What you should do ▸
Copy all records verbatim.
• • •
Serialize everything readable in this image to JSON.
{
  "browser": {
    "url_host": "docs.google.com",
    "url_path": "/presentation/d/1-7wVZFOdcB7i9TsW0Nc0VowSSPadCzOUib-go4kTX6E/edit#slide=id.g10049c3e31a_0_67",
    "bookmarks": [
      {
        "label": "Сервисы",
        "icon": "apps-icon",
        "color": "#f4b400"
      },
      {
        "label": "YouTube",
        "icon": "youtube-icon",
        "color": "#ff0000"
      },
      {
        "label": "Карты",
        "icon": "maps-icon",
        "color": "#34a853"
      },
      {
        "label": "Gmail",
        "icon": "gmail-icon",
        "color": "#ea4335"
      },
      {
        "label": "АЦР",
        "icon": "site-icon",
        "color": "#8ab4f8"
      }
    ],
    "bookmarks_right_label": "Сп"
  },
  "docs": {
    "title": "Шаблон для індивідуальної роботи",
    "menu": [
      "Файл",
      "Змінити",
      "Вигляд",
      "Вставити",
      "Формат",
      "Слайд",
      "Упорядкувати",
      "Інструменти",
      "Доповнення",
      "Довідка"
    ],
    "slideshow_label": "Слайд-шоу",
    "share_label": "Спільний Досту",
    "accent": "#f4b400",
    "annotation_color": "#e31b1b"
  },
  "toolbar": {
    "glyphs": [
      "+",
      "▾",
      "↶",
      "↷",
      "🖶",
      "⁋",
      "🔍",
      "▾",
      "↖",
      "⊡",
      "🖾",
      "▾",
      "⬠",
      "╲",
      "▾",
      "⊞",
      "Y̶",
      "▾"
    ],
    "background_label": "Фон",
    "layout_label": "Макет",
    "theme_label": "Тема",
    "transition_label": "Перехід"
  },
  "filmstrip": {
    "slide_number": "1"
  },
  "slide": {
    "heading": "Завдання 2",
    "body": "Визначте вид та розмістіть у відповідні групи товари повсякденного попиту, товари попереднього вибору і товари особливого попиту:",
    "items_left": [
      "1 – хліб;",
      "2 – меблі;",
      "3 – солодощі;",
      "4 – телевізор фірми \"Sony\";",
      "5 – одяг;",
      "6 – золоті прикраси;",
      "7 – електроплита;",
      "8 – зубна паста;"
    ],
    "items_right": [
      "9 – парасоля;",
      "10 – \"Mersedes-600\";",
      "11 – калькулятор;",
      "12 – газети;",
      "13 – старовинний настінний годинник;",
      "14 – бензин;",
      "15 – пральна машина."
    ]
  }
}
• • •
Written answer ▸
Serialize everything readable in this image to JSON.
{
  "browser": {
    "url_host": "docs.google.com",
    "url_path": "/presentation/d/1-7wVZFOdcB7i9TsW0Nc0VowSSPadCzOUib-go4kTX6E/edit#slide=id.g10049c3e31a_0_67",
    "bookmarks": [
      {
        "label": "Сервисы",
        "icon": "apps-icon",
        "color": "#f4b400"
      },
      {
        "label": "YouTube",
        "icon": "youtube-icon",
        "color": "#ff0000"
      },
      {
        "label": "Карты",
        "icon": "maps-icon",
        "color": "#34a853"
      },
      {
        "label": "Gmail",
        "icon": "gmail-icon",
        "color": "#ea4335"
      },
      {
        "label": "АЦР",
        "icon": "site-icon",
        "color": "#8ab4f8"
      }
    ],
    "bookmarks_right_label": "Сп"
  },
  "docs": {
    "title": "Шаблон для індивідуальної роботи",
    "menu": [
      "Файл",
      "Змінити",
      "Вигляд",
      "Вставити",
      "Формат",
      "Слайд",
      "Упорядкувати",
      "Інструменти",
      "Доповнення",
      "Довідка"
    ],
    "slideshow_label": "Слайд-шоу",
    "share_label": "Спільний Досту",
    "accent": "#f4b400",
    "annotation_color": "#e31b1b"
  },
  "toolbar": {
    "glyphs": [
      "+",
      "▾",
      "↶",
      "↷",
      "🖶",
      "⁋",
      "🔍",
      "▾",
      "↖",
      "⊡",
      "🖾",
      "▾",
      "⬠",
      "╲",
      "▾",
      "⊞",
      "Y̶",
      "▾"
    ],
    "background_label": "Фон",
    "layout_label": "Макет",
    "theme_label": "Тема",
    "transition_label": "Перехід"
  },
  "filmstrip": {
    "slide_number": "1"
  },
  "slide": {
    "heading": "Завдання 2",
    "body": "Визначте вид та розмістіть у відповідні групи товари повсякденного попиту, товари попереднього вибору і товари особливого попиту:",
    "items_left": [
      "1 – хліб;",
      "2 – меблі;",
      "3 – солодощі;",
      "4 – телевізор фірми \"Sony\";",
      "5 – одяг;",
      "6 – золоті прикраси;",
      "7 – електроплита;",
      "8 – зубна паста;"
    ],
    "items_right": [
      "9 – парасоля;",
      "10 – \"Mersedes-600\";",
      "11 – калькулятор;",
      "12 – газети;",
      "13 – старовинний настінний годинник;",
      "14 – бензин;",
      "15 – пральна машина."
    ]
  }
}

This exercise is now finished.